▶ [Dataset items]:
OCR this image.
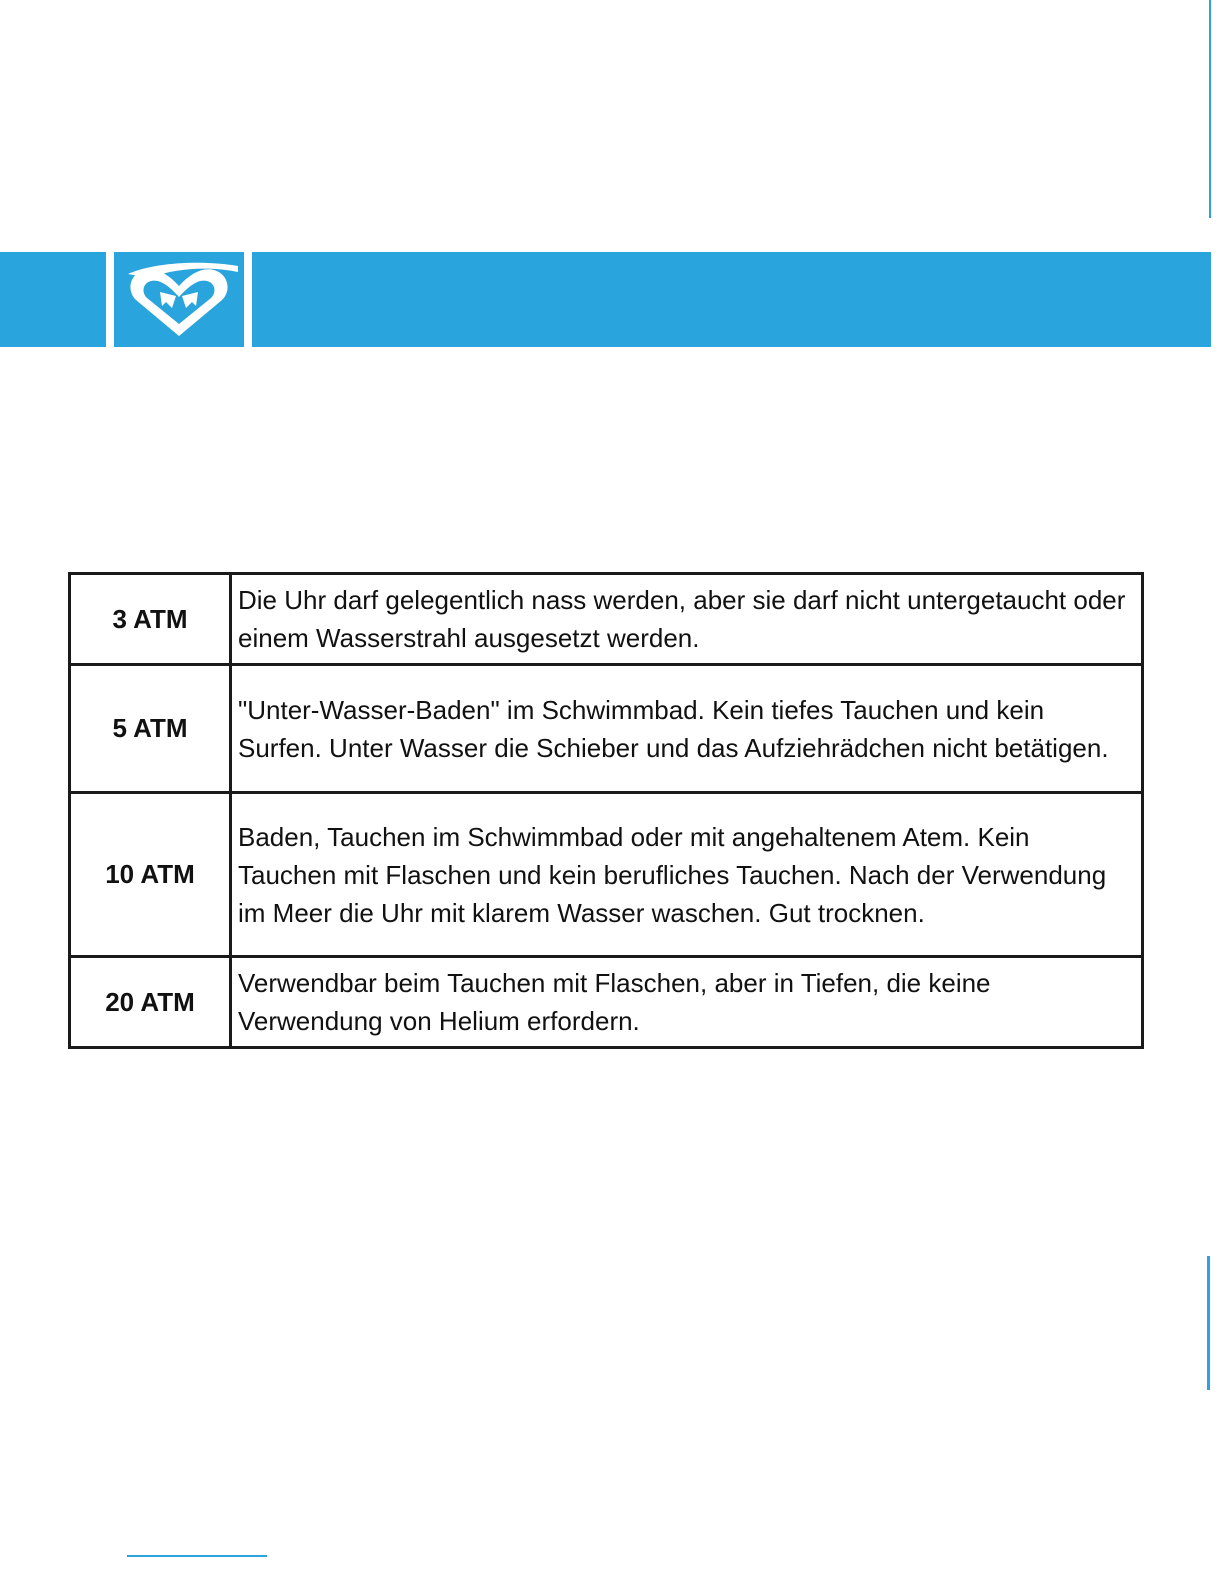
3 ATM	Die Uhr darf gelegentlich nass werden, aber sie darf nicht untergetaucht oder einem Wasserstrahl ausgesetzt werden.
5 ATM	"Unter-Wasser-Baden" im Schwimmbad. Kein tiefes Tauchen und kein Surfen. Unter Wasser die Schieber und das Aufziehrädchen nicht betätigen.
10 ATM	Baden, Tauchen im Schwimmbad oder mit angehaltenem Atem. Kein Tauchen mit Flaschen und kein berufliches Tauchen. Nach der Verwendung im Meer die Uhr mit klarem Wasser waschen. Gut trocknen.
20 ATM	Verwendbar beim Tauchen mit Flaschen, aber in Tiefen, die keine Verwendung von Helium erfordern.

▶ [Directions]: Leave the pictures out, and transcribe each of the records exactly.

▶ [Task response]:
OCR this image.
3 ATM	Die Uhr darf gelegentlich nass werden, aber sie darf nicht untergetaucht oder einem Wasserstrahl ausgesetzt werden.
5 ATM	"Unter-Wasser-Baden" im Schwimmbad. Kein tiefes Tauchen und kein Surfen. Unter Wasser die Schieber und das Aufziehrädchen nicht betätigen.
10 ATM	Baden, Tauchen im Schwimmbad oder mit angehaltenem Atem. Kein Tauchen mit Flaschen und kein berufliches Tauchen. Nach der Verwendung im Meer die Uhr mit klarem Wasser waschen. Gut trocknen.
20 ATM	Verwendbar beim Tauchen mit Flaschen, aber in Tiefen, die keine Verwendung von Helium erfordern.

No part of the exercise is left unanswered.